» **Passage**
---*---

WNT1-inducible-signaling pathway protein 2, or WISP-2 (also named CCN5) is a matricellular protein that in humans is encoded by the WISP2 gene.

Function 

The CCN family of proteins regulates diverse cellular functions, including cell adhesion, migration, proliferation, differentiation.

Structure 

WISP-2 is a member of the CCN family (CCN intercellular signaling protein) of secreted, extracellular matrix (ECM)-associated signaling matricellular proteins. The CCN acronym is derived from the first three members of the family identified, namely CYR61 (CCN1), CTGF (connective tissue growth factor, or CCN2), and NOV. These proteins, together with WISP1/CCN4, WISP2 (CCN5, this gene), and WISP3 (CCN6) comprise the six-member CCN family in vertebrates. CCN proteins characteristically contain an N-terminal secretory signal peptide followed by four structurally distinct domains with homologies to insulin-like growth factor binding protein (IGFBP), von Willebrand type C repeats (vWC), thrombospondin type 1 repeat (TSR), and a cysteine knot motif within the C-terminal (CT) domain. However, WISP-2 is unique among this family of proteins by lacking precisely the CT domain.

Clinical significance 

WISP-2 (CCN5) inhibits the proliferation of vascular smooth muscle cells, human uterine myometrial cells, and leiomyoma cells. Ectopic expression of WISP-2 also inhibits the motility and invasiveness of breast carcinoma cells. WISP-2 also inhibits cardiac hypertrophy and fibrosis, an effect that appears linked to the absence of the CT domain.

---*---

(Page layout parsing data)
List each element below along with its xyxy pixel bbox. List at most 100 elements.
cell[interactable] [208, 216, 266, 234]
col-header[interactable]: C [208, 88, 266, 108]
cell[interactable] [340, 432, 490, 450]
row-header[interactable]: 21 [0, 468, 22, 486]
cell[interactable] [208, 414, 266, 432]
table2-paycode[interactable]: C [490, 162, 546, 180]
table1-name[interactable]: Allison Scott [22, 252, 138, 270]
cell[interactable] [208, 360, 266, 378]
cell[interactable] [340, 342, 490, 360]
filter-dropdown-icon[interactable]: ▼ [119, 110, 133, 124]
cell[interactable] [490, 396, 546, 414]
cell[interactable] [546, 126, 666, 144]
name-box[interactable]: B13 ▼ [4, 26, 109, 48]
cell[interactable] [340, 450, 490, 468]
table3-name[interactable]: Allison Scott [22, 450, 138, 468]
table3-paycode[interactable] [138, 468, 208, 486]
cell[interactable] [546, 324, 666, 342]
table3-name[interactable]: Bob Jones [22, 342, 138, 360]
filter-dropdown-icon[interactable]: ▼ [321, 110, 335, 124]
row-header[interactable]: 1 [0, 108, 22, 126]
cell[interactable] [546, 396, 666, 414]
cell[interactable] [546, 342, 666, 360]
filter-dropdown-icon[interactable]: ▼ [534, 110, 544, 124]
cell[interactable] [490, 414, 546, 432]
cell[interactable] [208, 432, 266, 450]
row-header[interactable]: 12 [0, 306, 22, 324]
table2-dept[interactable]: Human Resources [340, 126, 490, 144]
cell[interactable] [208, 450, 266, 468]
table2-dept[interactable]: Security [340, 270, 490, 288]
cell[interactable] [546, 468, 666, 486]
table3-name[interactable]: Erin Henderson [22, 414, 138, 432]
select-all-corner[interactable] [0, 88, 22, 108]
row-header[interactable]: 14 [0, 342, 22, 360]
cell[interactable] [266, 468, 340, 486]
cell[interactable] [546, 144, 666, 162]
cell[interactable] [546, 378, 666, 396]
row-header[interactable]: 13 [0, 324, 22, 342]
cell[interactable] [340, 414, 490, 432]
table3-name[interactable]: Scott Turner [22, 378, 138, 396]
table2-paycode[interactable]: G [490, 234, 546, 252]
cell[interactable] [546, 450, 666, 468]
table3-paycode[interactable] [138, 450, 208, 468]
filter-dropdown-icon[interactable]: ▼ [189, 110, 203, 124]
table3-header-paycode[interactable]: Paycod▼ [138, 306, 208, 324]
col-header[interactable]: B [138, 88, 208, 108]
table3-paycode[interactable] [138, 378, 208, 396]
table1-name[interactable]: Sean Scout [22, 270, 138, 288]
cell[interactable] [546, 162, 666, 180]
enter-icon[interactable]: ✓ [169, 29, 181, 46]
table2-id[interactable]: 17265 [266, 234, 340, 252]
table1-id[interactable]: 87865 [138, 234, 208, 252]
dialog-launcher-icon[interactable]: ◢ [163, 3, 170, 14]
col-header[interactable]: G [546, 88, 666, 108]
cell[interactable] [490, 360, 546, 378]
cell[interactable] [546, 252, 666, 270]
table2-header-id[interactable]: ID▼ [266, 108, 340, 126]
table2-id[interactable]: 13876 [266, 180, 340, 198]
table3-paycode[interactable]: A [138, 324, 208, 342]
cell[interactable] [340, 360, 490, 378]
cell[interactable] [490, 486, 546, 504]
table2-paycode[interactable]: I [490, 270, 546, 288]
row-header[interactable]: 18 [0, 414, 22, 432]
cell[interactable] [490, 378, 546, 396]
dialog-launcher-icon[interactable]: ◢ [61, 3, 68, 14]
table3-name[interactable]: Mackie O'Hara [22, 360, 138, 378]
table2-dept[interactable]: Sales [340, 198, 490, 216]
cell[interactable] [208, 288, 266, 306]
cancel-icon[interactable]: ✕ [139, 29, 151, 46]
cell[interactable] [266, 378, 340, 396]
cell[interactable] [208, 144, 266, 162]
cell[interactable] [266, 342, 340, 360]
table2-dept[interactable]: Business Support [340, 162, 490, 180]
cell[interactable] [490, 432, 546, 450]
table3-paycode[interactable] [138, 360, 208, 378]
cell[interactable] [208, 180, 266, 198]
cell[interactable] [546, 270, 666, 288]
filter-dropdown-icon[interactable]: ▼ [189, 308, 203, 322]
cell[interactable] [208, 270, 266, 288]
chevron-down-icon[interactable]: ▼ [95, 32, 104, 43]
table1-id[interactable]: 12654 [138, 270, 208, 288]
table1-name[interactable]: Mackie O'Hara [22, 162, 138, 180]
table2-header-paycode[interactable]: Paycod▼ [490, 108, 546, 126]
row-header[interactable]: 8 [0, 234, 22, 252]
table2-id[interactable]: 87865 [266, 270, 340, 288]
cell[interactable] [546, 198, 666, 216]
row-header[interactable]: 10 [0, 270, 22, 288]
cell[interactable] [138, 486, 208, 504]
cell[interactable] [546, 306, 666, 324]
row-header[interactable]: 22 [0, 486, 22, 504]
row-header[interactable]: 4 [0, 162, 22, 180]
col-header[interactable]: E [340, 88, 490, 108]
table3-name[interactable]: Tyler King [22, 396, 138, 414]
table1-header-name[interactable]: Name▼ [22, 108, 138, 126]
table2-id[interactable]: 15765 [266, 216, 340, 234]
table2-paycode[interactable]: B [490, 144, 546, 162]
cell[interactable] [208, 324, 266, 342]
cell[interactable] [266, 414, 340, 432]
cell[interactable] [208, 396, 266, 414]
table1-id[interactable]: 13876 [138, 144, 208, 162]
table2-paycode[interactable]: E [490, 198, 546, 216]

---*---

» **Task brief**
Rewrite the part of the WISP-2 text that opens with "WISP-2 is a" and closes with "precisely the CT domain.", replacing "signal peptide" with "leader sequence".

» **Result of this task**
WISP-2 is a member of the CCN family (CCN intercellular signaling protein) of secreted, extracellular matrix (ECM)-associated signaling matricellular proteins. The CCN acronym is derived from the first three members of the family identified, namely CYR61 (CCN1), CTGF (connective tissue growth factor, or CCN2), and NOV. These proteins, together with WISP1/CCN4, WISP2 (CCN5, this gene), and WISP3 (CCN6) comprise the six-member CCN family in vertebrates. CCN proteins characteristically contain an N-terminal secretory leader sequence followed by four structurally distinct domains with homologies to insulin-like growth factor binding protein (IGFBP), von Willebrand type C repeats (vWC), thrombospondin type 1 repeat (TSR), and a cysteine knot motif within the C-terminal (CT) domain. However, WISP-2 is unique among this family of proteins by lacking precisely the CT domain.